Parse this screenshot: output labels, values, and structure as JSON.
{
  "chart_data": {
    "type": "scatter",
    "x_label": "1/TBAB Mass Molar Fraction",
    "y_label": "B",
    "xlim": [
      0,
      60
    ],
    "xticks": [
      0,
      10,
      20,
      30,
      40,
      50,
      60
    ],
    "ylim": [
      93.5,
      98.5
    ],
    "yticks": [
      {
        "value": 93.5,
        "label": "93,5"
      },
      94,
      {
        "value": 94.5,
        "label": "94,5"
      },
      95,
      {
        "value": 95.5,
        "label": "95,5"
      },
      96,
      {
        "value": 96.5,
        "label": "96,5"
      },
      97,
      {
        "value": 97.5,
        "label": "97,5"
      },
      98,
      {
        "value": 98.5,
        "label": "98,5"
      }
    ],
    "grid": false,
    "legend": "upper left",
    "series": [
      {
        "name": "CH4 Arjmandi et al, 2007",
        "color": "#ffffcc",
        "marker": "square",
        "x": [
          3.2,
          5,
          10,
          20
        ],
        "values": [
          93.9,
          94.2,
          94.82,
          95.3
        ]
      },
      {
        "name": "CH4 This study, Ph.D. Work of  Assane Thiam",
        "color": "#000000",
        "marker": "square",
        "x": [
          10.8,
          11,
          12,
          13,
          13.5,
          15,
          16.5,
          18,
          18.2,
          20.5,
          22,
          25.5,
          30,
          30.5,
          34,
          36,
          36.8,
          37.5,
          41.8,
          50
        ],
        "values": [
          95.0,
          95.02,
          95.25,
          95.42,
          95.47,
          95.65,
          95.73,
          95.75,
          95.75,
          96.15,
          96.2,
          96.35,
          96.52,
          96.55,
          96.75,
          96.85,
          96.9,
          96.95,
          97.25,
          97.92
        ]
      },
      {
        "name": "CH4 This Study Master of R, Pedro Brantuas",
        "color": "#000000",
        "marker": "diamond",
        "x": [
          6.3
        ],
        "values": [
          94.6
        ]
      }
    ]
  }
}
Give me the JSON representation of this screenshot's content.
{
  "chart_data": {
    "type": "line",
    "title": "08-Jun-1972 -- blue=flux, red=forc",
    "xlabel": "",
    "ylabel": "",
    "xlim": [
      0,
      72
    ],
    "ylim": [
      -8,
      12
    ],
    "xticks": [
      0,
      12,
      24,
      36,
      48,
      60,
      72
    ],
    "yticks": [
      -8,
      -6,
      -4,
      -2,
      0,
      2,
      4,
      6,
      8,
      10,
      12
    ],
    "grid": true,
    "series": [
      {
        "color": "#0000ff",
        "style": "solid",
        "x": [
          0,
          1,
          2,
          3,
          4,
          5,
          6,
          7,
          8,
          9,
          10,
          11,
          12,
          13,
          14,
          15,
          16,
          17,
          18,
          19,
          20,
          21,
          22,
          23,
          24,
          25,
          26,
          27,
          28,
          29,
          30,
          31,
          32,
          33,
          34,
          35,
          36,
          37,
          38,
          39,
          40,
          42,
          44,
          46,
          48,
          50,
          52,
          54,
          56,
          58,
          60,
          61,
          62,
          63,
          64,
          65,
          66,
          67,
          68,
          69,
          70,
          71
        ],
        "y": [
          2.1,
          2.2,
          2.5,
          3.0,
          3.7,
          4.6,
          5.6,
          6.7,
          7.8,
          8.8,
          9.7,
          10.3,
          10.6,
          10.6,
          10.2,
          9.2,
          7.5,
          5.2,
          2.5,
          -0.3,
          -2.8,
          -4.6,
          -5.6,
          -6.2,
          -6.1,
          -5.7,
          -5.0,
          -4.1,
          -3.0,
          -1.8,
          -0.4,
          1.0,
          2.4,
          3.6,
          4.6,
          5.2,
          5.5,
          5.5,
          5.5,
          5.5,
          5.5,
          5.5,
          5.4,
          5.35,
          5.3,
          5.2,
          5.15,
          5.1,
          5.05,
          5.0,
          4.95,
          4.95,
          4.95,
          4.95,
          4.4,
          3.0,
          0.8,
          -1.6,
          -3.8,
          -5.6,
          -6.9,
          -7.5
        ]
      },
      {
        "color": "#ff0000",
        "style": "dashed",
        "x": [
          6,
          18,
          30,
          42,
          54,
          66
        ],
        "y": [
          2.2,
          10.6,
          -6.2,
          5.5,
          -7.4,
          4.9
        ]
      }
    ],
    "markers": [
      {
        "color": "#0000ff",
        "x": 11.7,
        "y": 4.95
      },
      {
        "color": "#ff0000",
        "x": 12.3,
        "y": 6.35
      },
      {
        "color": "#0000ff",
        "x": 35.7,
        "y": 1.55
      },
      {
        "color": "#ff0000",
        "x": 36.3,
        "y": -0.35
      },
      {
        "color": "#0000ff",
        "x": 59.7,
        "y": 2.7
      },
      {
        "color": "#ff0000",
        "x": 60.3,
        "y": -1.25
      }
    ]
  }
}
------------------------------
The problem:
From the preceding material, extract every line exactly.

Written answer:
Parse this screenshot: output labels, values, and structure as JSON.
{
  "chart_data": {
    "type": "scatter",
    "x_label": "1/TBAB Mass Molar Fraction",
    "y_label": "B",
    "xlim": [
      0,
      60
    ],
    "xticks": [
      0,
      10,
      20,
      30,
      40,
      50,
      60
    ],
    "ylim": [
      93.5,
      98.5
    ],
    "yticks": [
      {
        "value": 93.5,
        "label": "93,5"
      },
      94,
      {
        "value": 94.5,
        "label": "94,5"
      },
      95,
      {
        "value": 95.5,
        "label": "95,5"
      },
      96,
      {
        "value": 96.5,
        "label": "96,5"
      },
      97,
      {
        "value": 97.5,
        "label": "97,5"
      },
      98,
      {
        "value": 98.5,
        "label": "98,5"
      }
    ],
    "grid": false,
    "legend": "upper left",
    "series": [
      {
        "name": "CH4 Arjmandi et al, 2007",
        "color": "#ffffcc",
        "marker": "square",
        "x": [
          3.2,
          5,
          10,
          20
        ],
        "values": [
          93.9,
          94.2,
          94.82,
          95.3
        ]
      },
      {
        "name": "CH4 This study, Ph.D. Work of  Assane Thiam",
        "color": "#000000",
        "marker": "square",
        "x": [
          10.8,
          11,
          12,
          13,
          13.5,
          15,
          16.5,
          18,
          18.2,
          20.5,
          22,
          25.5,
          30,
          30.5,
          34,
          36,
          36.8,
          37.5,
          41.8,
          50
        ],
        "values": [
          95.0,
          95.02,
          95.25,
          95.42,
          95.47,
          95.65,
          95.73,
          95.75,
          95.75,
          96.15,
          96.2,
          96.35,
          96.52,
          96.55,
          96.75,
          96.85,
          96.9,
          96.95,
          97.25,
          97.92
        ]
      },
      {
        "name": "CH4 This Study Master of R, Pedro Brantuas",
        "color": "#000000",
        "marker": "diamond",
        "x": [
          6.3
        ],
        "values": [
          94.6
        ]
      }
    ]
  }
}
Give me the JSON representation of this screenshot's content.
{
  "chart_data": {
    "type": "line",
    "title": "08-Jun-1972 -- blue=flux, red=forc",
    "xlabel": "",
    "ylabel": "",
    "xlim": [
      0,
      72
    ],
    "ylim": [
      -8,
      12
    ],
    "xticks": [
      0,
      12,
      24,
      36,
      48,
      60,
      72
    ],
    "yticks": [
      -8,
      -6,
      -4,
      -2,
      0,
      2,
      4,
      6,
      8,
      10,
      12
    ],
    "grid": true,
    "series": [
      {
        "color": "#0000ff",
        "style": "solid",
        "x": [
          0,
          1,
          2,
          3,
          4,
          5,
          6,
          7,
          8,
          9,
          10,
          11,
          12,
          13,
          14,
          15,
          16,
          17,
          18,
          19,
          20,
          21,
          22,
          23,
          24,
          25,
          26,
          27,
          28,
          29,
          30,
          31,
          32,
          33,
          34,
          35,
          36,
          37,
          38,
          39,
          40,
          42,
          44,
          46,
          48,
          50,
          52,
          54,
          56,
          58,
          60,
          61,
          62,
          63,
          64,
          65,
          66,
          67,
          68,
          69,
          70,
          71
        ],
        "y": [
          2.1,
          2.2,
          2.5,
          3.0,
          3.7,
          4.6,
          5.6,
          6.7,
          7.8,
          8.8,
          9.7,
          10.3,
          10.6,
          10.6,
          10.2,
          9.2,
          7.5,
          5.2,
          2.5,
          -0.3,
          -2.8,
          -4.6,
          -5.6,
          -6.2,
          -6.1,
          -5.7,
          -5.0,
          -4.1,
          -3.0,
          -1.8,
          -0.4,
          1.0,
          2.4,
          3.6,
          4.6,
          5.2,
          5.5,
          5.5,
          5.5,
          5.5,
          5.5,
          5.5,
          5.4,
          5.35,
          5.3,
          5.2,
          5.15,
          5.1,
          5.05,
          5.0,
          4.95,
          4.95,
          4.95,
          4.95,
          4.4,
          3.0,
          0.8,
          -1.6,
          -3.8,
          -5.6,
          -6.9,
          -7.5
        ]
      },
      {
        "color": "#ff0000",
        "style": "dashed",
        "x": [
          6,
          18,
          30,
          42,
          54,
          66
        ],
        "y": [
          2.2,
          10.6,
          -6.2,
          5.5,
          -7.4,
          4.9
        ]
      }
    ],
    "markers": [
      {
        "color": "#0000ff",
        "x": 11.7,
        "y": 4.95
      },
      {
        "color": "#ff0000",
        "x": 12.3,
        "y": 6.35
      },
      {
        "color": "#0000ff",
        "x": 35.7,
        "y": 1.55
      },
      {
        "color": "#ff0000",
        "x": 36.3,
        "y": -0.35
      },
      {
        "color": "#0000ff",
        "x": 59.7,
        "y": 2.7
      },
      {
        "color": "#ff0000",
        "x": 60.3,
        "y": -1.25
      }
    ]
  }
}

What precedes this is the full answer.